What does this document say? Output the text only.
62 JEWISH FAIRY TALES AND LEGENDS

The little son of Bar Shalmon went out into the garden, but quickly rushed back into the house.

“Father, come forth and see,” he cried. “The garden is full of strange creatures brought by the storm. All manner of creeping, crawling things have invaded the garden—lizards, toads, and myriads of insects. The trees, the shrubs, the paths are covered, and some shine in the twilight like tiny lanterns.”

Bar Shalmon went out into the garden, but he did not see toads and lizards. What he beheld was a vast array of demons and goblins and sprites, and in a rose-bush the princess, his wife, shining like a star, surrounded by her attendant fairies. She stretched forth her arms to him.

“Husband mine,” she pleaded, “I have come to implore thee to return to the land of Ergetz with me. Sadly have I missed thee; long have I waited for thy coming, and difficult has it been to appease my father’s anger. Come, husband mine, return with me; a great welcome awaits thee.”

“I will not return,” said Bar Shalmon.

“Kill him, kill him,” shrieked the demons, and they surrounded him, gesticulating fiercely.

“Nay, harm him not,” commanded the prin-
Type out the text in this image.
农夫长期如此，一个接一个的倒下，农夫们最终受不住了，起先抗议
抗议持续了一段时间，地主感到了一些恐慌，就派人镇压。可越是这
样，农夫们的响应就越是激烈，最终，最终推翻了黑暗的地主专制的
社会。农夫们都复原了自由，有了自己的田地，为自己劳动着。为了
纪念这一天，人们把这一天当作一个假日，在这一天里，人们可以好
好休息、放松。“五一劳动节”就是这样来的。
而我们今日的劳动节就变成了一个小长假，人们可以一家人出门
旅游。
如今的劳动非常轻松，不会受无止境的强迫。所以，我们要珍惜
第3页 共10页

==

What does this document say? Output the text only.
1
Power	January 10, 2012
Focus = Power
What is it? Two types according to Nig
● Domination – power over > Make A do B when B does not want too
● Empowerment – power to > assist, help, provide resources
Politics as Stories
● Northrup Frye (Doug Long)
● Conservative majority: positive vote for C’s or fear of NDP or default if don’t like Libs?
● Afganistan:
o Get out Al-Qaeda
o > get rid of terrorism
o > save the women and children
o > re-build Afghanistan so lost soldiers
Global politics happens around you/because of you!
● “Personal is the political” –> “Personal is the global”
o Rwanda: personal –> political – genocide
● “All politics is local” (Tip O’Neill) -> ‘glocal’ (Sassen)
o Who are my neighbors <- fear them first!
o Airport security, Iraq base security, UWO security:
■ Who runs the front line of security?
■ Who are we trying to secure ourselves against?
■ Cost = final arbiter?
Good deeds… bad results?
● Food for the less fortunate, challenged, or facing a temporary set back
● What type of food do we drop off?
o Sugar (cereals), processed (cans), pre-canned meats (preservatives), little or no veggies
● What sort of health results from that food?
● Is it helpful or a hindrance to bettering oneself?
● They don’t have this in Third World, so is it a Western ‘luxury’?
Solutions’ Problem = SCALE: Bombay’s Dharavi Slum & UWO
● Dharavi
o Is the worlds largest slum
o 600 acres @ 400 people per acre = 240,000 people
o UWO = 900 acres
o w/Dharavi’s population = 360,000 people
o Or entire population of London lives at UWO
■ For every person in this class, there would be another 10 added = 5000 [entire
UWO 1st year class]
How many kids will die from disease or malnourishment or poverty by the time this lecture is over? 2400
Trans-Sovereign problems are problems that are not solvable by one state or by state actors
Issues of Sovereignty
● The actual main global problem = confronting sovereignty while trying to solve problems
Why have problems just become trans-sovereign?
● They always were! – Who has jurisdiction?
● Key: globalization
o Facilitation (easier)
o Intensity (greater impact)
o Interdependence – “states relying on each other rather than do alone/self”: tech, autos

THE EXERCISE:
Take every line from the data that contains the word "this".

ANSWER:
What does this document say? Output the text only.
Type out the text in this image.
What does this document say? Output the text only.
● They don’t have this in Third World, so is it a Western ‘luxury’?
■ For every person in this class, there would be another 10 added = 5000 [entire
How many kids will die from disease or malnourishment or poverty by the time this lecture is over? 2400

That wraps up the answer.